= The exercise =
Give the number of lines that contain the string "TempInt", please, and nothing else.

= Items =
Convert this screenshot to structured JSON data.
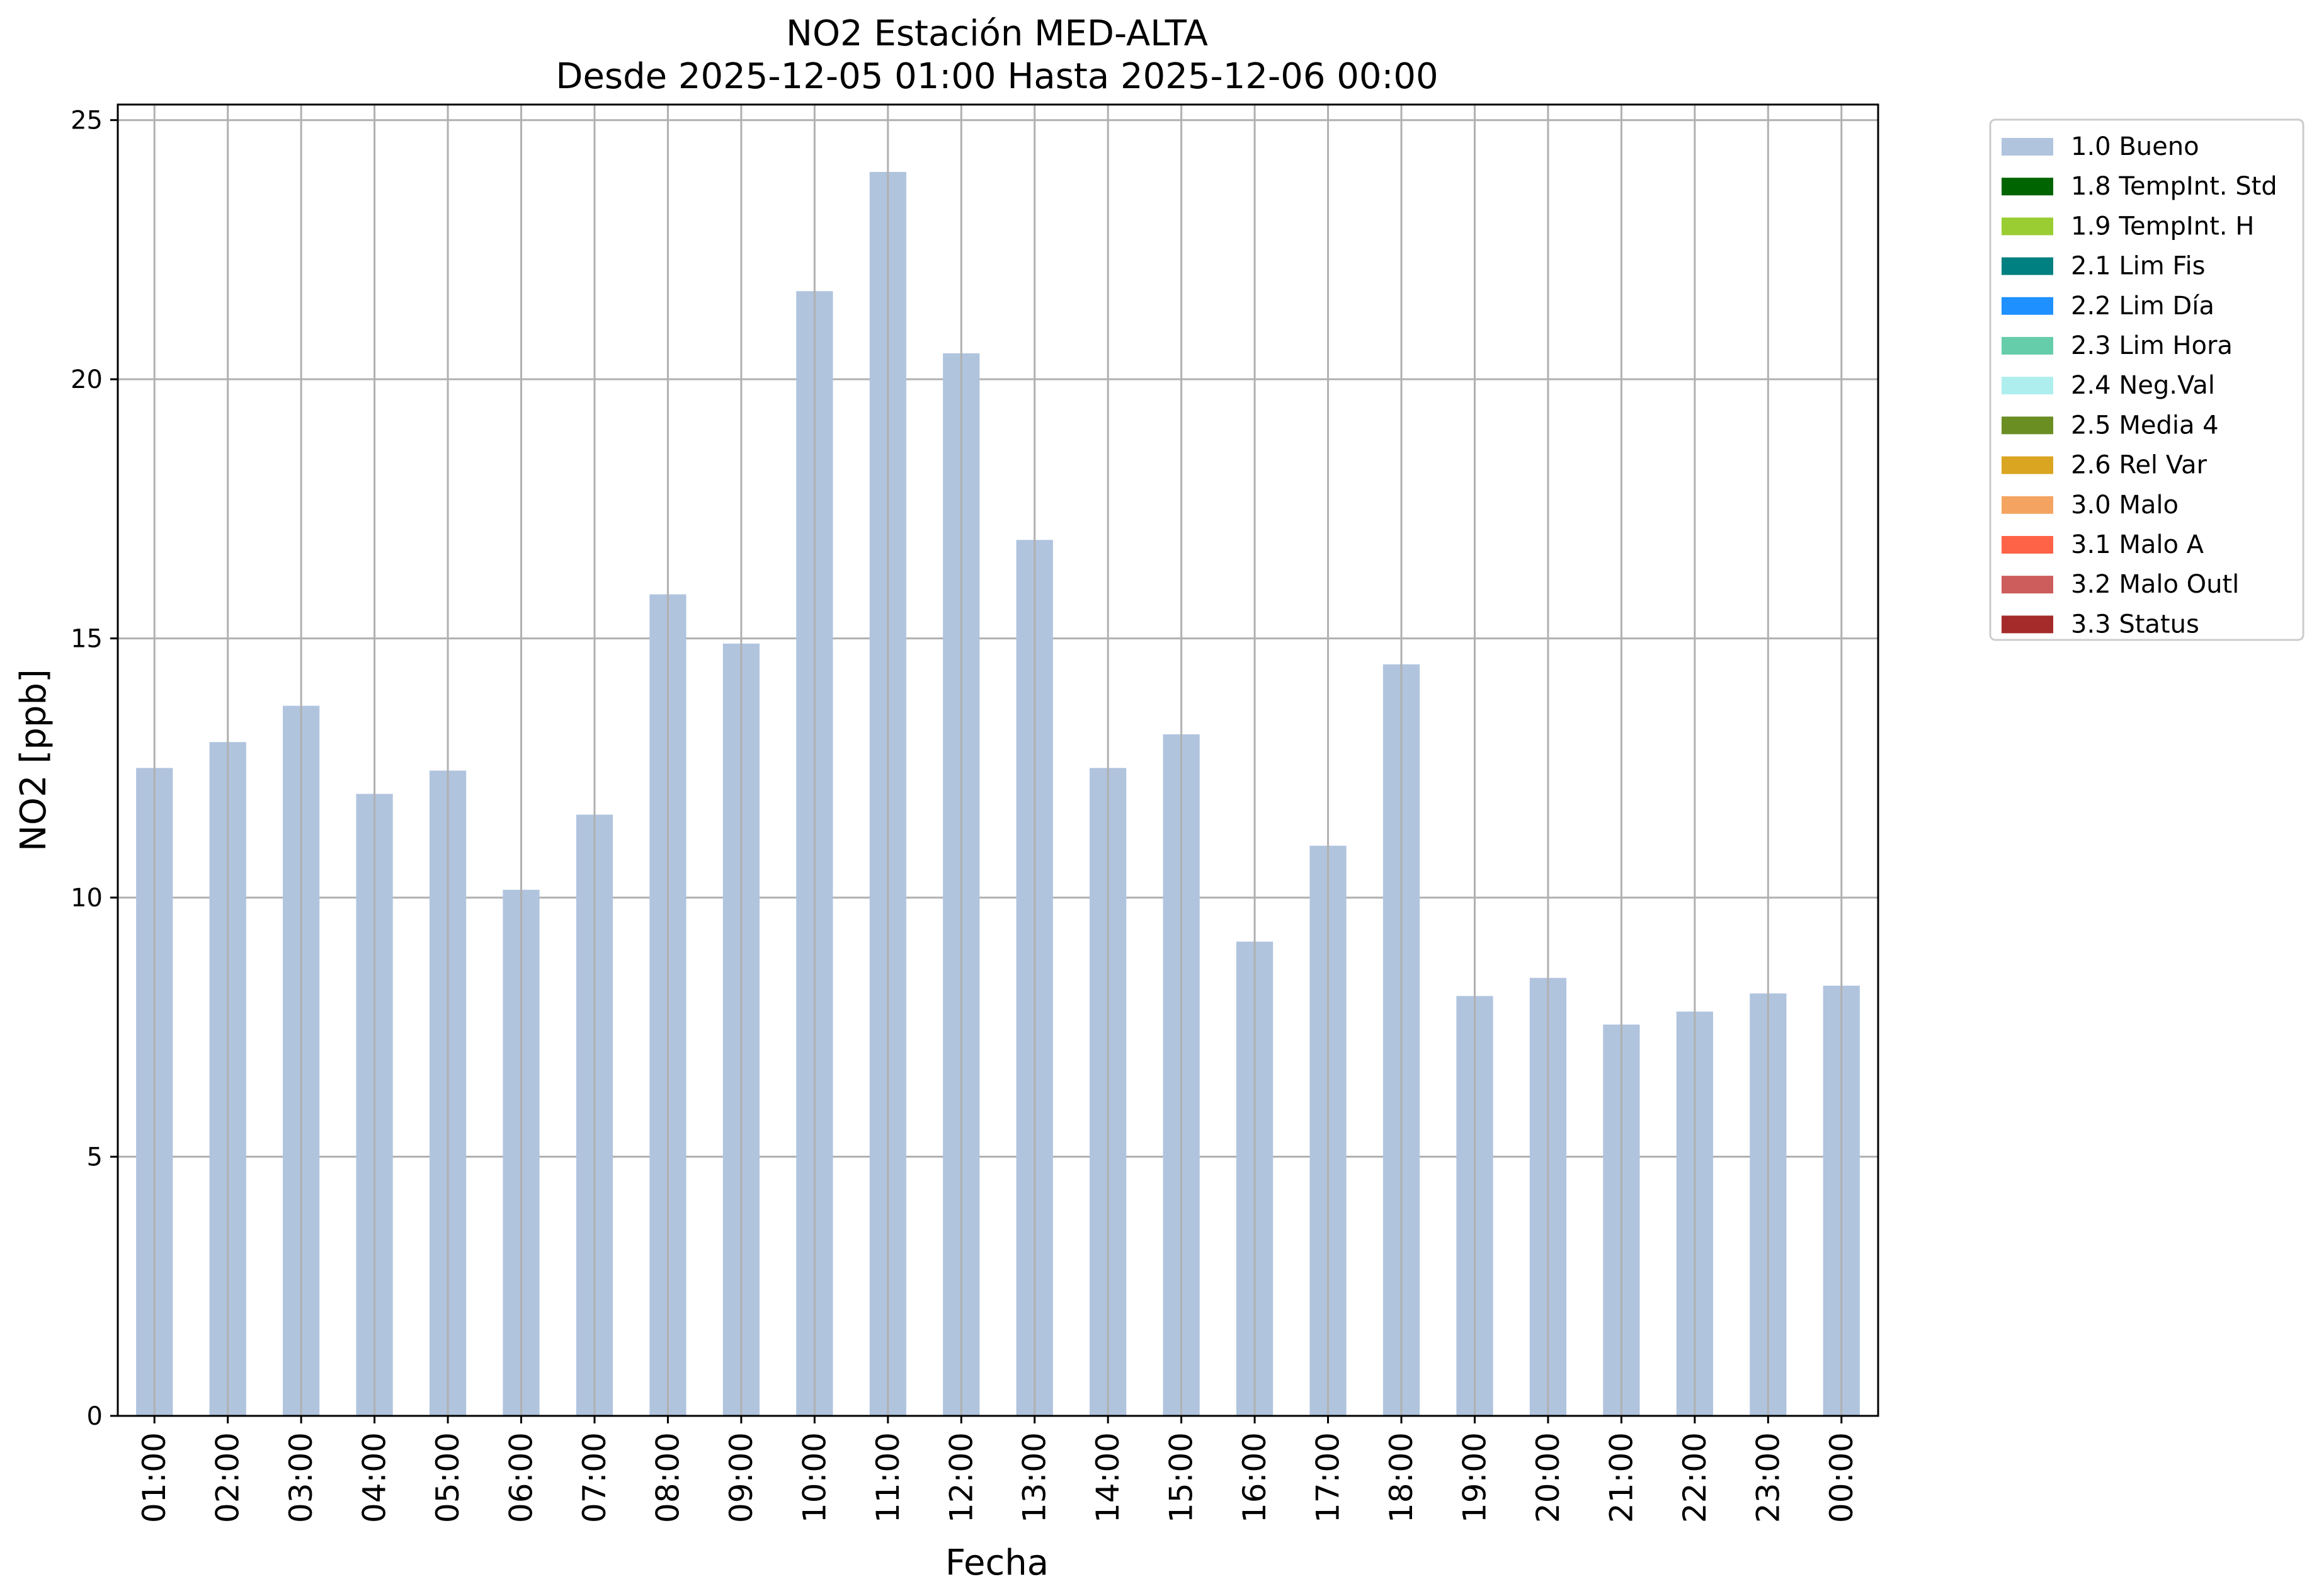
{
  "chart_data": {
    "type": "bar",
    "title_line1": "NO2 Estación MED-ALTA",
    "title_line2": "Desde 2025-12-05 01:00 Hasta 2025-12-06 00:00",
    "xlabel": "Fecha",
    "ylabel": "NO2 [ppb]",
    "ylim": [
      0,
      25.3
    ],
    "yticks": [
      0,
      5,
      10,
      15,
      20,
      25
    ],
    "grid": true,
    "legend_position": "outside-top-right",
    "categories": [
      "01:00",
      "02:00",
      "03:00",
      "04:00",
      "05:00",
      "06:00",
      "07:00",
      "08:00",
      "09:00",
      "10:00",
      "11:00",
      "12:00",
      "13:00",
      "14:00",
      "15:00",
      "16:00",
      "17:00",
      "18:00",
      "19:00",
      "20:00",
      "21:00",
      "22:00",
      "23:00",
      "00:00"
    ],
    "series": [
      {
        "name": "1.0 Bueno",
        "color": "#b0c4de",
        "values": [
          12.5,
          13.0,
          13.7,
          12.0,
          12.45,
          10.15,
          11.6,
          15.85,
          14.9,
          21.7,
          24.0,
          20.5,
          16.9,
          12.5,
          13.15,
          9.15,
          11.0,
          14.5,
          8.1,
          8.45,
          7.55,
          7.8,
          8.15,
          8.3
        ]
      }
    ],
    "legend": [
      {
        "label": "1.0 Bueno",
        "color": "#b0c4de"
      },
      {
        "label": "1.8 TempInt. Std",
        "color": "#006400"
      },
      {
        "label": "1.9 TempInt. H",
        "color": "#9acd32"
      },
      {
        "label": "2.1 Lim Fis",
        "color": "#008080"
      },
      {
        "label": "2.2 Lim Día",
        "color": "#1e90ff"
      },
      {
        "label": "2.3 Lim Hora",
        "color": "#66cdaa"
      },
      {
        "label": "2.4 Neg.Val",
        "color": "#afeeee"
      },
      {
        "label": "2.5 Media 4",
        "color": "#6b8e23"
      },
      {
        "label": "2.6 Rel Var",
        "color": "#daa520"
      },
      {
        "label": "3.0 Malo",
        "color": "#f4a460"
      },
      {
        "label": "3.1 Malo A",
        "color": "#ff6347"
      },
      {
        "label": "3.2 Malo Outl",
        "color": "#cd5c5c"
      },
      {
        "label": "3.3 Status",
        "color": "#a52a2a"
      }
    ]
  }
}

= Exercise response =
2